* start Information supplied *
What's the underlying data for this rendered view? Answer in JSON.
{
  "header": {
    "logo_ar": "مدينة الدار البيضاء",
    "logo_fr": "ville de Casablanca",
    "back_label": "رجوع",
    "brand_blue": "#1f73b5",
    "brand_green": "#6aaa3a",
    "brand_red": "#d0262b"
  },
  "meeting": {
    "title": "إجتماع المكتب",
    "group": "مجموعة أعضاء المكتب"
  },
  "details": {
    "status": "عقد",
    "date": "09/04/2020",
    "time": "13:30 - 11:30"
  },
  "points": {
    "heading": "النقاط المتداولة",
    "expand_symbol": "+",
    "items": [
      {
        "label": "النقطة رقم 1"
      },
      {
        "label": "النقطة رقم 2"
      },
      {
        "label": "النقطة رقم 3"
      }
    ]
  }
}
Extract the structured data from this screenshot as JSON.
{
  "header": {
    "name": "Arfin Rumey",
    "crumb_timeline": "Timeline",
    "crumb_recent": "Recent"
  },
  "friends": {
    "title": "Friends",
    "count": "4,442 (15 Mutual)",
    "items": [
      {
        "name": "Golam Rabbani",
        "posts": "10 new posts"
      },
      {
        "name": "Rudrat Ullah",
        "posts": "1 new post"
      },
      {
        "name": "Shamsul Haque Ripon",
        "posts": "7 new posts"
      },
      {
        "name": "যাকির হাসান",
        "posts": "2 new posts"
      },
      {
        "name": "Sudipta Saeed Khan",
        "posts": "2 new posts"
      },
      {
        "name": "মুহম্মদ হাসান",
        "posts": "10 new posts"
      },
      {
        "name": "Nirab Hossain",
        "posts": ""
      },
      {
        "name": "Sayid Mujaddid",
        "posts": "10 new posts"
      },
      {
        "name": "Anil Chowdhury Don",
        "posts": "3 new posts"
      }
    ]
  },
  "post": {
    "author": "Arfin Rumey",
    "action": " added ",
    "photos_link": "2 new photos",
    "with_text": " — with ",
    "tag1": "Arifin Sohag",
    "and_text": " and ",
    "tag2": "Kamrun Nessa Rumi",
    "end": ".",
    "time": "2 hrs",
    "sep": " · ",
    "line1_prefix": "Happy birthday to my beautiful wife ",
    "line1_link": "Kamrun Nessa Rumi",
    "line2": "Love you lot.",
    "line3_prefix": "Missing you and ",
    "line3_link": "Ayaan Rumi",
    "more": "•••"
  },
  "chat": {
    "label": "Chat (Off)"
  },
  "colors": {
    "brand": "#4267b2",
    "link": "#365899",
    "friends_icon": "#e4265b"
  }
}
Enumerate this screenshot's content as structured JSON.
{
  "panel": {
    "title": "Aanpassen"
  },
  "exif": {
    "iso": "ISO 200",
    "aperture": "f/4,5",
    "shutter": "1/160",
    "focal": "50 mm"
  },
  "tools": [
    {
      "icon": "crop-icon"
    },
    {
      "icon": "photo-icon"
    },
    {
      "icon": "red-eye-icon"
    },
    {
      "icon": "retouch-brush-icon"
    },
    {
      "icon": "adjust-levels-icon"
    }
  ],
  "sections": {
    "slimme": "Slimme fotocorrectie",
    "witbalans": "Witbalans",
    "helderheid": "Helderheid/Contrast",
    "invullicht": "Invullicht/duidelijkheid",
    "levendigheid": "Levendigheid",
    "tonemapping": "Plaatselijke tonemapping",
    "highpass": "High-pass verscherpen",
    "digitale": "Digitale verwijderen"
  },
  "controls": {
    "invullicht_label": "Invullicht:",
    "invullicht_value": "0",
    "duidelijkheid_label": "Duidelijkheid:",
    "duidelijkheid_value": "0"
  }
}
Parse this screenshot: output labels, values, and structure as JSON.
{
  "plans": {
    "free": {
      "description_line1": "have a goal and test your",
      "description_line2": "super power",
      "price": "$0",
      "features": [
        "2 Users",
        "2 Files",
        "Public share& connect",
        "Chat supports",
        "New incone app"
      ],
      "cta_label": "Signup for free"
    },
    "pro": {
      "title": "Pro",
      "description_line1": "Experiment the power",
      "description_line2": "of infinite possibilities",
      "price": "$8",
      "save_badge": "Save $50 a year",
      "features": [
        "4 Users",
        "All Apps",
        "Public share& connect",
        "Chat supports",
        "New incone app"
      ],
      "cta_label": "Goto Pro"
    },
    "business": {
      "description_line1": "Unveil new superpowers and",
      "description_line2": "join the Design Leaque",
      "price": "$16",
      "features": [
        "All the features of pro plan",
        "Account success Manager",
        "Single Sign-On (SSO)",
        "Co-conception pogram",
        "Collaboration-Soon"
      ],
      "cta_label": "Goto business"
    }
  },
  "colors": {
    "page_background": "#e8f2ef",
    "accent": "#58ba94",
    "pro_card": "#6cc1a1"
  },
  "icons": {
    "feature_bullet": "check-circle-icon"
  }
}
* end Information supplied *
### Directions for this task:
Write out every entry again exactly, please, with nothing missing.

### Task result:
What's the underlying data for this rendered view? Answer in JSON.
{
  "header": {
    "logo_ar": "مدينة الدار البيضاء",
    "logo_fr": "ville de Casablanca",
    "back_label": "رجوع",
    "brand_blue": "#1f73b5",
    "brand_green": "#6aaa3a",
    "brand_red": "#d0262b"
  },
  "meeting": {
    "title": "إجتماع المكتب",
    "group": "مجموعة أعضاء المكتب"
  },
  "details": {
    "status": "عقد",
    "date": "09/04/2020",
    "time": "13:30 - 11:30"
  },
  "points": {
    "heading": "النقاط المتداولة",
    "expand_symbol": "+",
    "items": [
      {
        "label": "النقطة رقم 1"
      },
      {
        "label": "النقطة رقم 2"
      },
      {
        "label": "النقطة رقم 3"
      }
    ]
  }
}
Extract the structured data from this screenshot as JSON.
{
  "header": {
    "name": "Arfin Rumey",
    "crumb_timeline": "Timeline",
    "crumb_recent": "Recent"
  },
  "friends": {
    "title": "Friends",
    "count": "4,442 (15 Mutual)",
    "items": [
      {
        "name": "Golam Rabbani",
        "posts": "10 new posts"
      },
      {
        "name": "Rudrat Ullah",
        "posts": "1 new post"
      },
      {
        "name": "Shamsul Haque Ripon",
        "posts": "7 new posts"
      },
      {
        "name": "যাকির হাসান",
        "posts": "2 new posts"
      },
      {
        "name": "Sudipta Saeed Khan",
        "posts": "2 new posts"
      },
      {
        "name": "মুহম্মদ হাসান",
        "posts": "10 new posts"
      },
      {
        "name": "Nirab Hossain",
        "posts": ""
      },
      {
        "name": "Sayid Mujaddid",
        "posts": "10 new posts"
      },
      {
        "name": "Anil Chowdhury Don",
        "posts": "3 new posts"
      }
    ]
  },
  "post": {
    "author": "Arfin Rumey",
    "action": " added ",
    "photos_link": "2 new photos",
    "with_text": " — with ",
    "tag1": "Arifin Sohag",
    "and_text": " and ",
    "tag2": "Kamrun Nessa Rumi",
    "end": ".",
    "time": "2 hrs",
    "sep": " · ",
    "line1_prefix": "Happy birthday to my beautiful wife ",
    "line1_link": "Kamrun Nessa Rumi",
    "line2": "Love you lot.",
    "line3_prefix": "Missing you and ",
    "line3_link": "Ayaan Rumi",
    "more": "•••"
  },
  "chat": {
    "label": "Chat (Off)"
  },
  "colors": {
    "brand": "#4267b2",
    "link": "#365899",
    "friends_icon": "#e4265b"
  }
}
Enumerate this screenshot's content as structured JSON.
{
  "panel": {
    "title": "Aanpassen"
  },
  "exif": {
    "iso": "ISO 200",
    "aperture": "f/4,5",
    "shutter": "1/160",
    "focal": "50 mm"
  },
  "tools": [
    {
      "icon": "crop-icon"
    },
    {
      "icon": "photo-icon"
    },
    {
      "icon": "red-eye-icon"
    },
    {
      "icon": "retouch-brush-icon"
    },
    {
      "icon": "adjust-levels-icon"
    }
  ],
  "sections": {
    "slimme": "Slimme fotocorrectie",
    "witbalans": "Witbalans",
    "helderheid": "Helderheid/Contrast",
    "invullicht": "Invullicht/duidelijkheid",
    "levendigheid": "Levendigheid",
    "tonemapping": "Plaatselijke tonemapping",
    "highpass": "High-pass verscherpen",
    "digitale": "Digitale verwijderen"
  },
  "controls": {
    "invullicht_label": "Invullicht:",
    "invullicht_value": "0",
    "duidelijkheid_label": "Duidelijkheid:",
    "duidelijkheid_value": "0"
  }
}
Parse this screenshot: output labels, values, and structure as JSON.
{
  "plans": {
    "free": {
      "description_line1": "have a goal and test your",
      "description_line2": "super power",
      "price": "$0",
      "features": [
        "2 Users",
        "2 Files",
        "Public share& connect",
        "Chat supports",
        "New incone app"
      ],
      "cta_label": "Signup for free"
    },
    "pro": {
      "title": "Pro",
      "description_line1": "Experiment the power",
      "description_line2": "of infinite possibilities",
      "price": "$8",
      "save_badge": "Save $50 a year",
      "features": [
        "4 Users",
        "All Apps",
        "Public share& connect",
        "Chat supports",
        "New incone app"
      ],
      "cta_label": "Goto Pro"
    },
    "business": {
      "description_line1": "Unveil new superpowers and",
      "description_line2": "join the Design Leaque",
      "price": "$16",
      "features": [
        "All the features of pro plan",
        "Account success Manager",
        "Single Sign-On (SSO)",
        "Co-conception pogram",
        "Collaboration-Soon"
      ],
      "cta_label": "Goto business"
    }
  },
  "colors": {
    "page_background": "#e8f2ef",
    "accent": "#58ba94",
    "pro_card": "#6cc1a1"
  },
  "icons": {
    "feature_bullet": "check-circle-icon"
  }
}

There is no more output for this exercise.